§ What is being asked: Locate all lines with the word "JSON" and copy them out.

§ Extracted records:
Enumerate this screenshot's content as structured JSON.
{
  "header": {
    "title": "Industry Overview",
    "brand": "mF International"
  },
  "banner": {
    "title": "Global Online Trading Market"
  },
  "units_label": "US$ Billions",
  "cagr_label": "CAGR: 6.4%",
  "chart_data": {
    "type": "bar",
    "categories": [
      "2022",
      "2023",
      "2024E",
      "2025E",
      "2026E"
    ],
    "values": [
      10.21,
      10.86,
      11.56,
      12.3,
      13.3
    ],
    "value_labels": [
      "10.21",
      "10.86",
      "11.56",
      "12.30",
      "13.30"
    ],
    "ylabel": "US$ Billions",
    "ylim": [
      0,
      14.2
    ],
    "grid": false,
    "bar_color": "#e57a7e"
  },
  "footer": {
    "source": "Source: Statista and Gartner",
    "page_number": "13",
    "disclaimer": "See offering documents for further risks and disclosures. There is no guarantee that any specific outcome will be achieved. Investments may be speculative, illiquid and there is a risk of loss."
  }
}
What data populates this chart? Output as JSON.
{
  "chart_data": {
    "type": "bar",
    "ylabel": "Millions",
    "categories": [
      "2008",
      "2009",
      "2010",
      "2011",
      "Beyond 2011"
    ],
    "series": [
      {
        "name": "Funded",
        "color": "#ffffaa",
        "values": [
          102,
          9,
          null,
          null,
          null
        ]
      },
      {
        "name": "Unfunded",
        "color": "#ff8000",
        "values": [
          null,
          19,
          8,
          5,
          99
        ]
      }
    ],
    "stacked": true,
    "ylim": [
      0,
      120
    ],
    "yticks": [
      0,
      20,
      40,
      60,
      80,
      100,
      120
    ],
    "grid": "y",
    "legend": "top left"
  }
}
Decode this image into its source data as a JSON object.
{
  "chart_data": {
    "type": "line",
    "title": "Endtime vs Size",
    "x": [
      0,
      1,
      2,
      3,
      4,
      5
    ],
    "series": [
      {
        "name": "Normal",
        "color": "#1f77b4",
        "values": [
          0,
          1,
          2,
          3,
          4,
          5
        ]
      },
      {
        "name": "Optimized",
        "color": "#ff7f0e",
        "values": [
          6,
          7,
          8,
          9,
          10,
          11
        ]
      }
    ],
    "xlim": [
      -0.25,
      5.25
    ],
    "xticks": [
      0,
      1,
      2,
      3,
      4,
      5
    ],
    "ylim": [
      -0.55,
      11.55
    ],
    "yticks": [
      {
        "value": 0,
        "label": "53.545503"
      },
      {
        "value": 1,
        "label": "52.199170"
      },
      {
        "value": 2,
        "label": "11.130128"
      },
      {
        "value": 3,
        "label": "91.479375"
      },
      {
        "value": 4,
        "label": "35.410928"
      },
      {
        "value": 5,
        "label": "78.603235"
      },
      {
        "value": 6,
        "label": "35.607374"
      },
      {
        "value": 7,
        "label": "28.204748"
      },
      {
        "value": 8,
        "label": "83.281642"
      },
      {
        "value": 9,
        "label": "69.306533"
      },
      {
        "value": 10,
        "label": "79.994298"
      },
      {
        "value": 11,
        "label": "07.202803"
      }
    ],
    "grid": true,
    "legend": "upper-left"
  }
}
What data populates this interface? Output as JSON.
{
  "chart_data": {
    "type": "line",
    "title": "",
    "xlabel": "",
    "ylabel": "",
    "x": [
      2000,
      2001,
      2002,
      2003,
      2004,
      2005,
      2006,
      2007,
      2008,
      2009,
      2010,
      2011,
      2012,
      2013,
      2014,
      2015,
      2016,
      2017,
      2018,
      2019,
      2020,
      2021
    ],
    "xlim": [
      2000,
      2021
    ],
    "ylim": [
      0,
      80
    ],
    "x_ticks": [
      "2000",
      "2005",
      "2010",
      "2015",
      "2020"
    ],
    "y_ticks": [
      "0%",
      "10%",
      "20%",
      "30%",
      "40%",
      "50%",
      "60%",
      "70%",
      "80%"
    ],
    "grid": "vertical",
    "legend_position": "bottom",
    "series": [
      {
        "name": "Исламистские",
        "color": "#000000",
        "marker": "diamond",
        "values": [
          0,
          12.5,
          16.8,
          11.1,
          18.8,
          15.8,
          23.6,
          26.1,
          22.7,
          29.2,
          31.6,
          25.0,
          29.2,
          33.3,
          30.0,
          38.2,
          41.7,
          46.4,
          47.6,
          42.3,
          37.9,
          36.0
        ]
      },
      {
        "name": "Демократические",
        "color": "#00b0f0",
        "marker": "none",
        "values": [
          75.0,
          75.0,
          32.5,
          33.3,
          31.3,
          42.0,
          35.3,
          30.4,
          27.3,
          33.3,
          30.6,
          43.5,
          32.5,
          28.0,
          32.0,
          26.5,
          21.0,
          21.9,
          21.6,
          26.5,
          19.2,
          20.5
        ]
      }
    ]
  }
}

§ Exercise result:
Enumerate this screenshot's content as structured JSON.
What data populates this chart? Output as JSON.
Decode this image into its source data as a JSON object.
What data populates this interface? Output as JSON.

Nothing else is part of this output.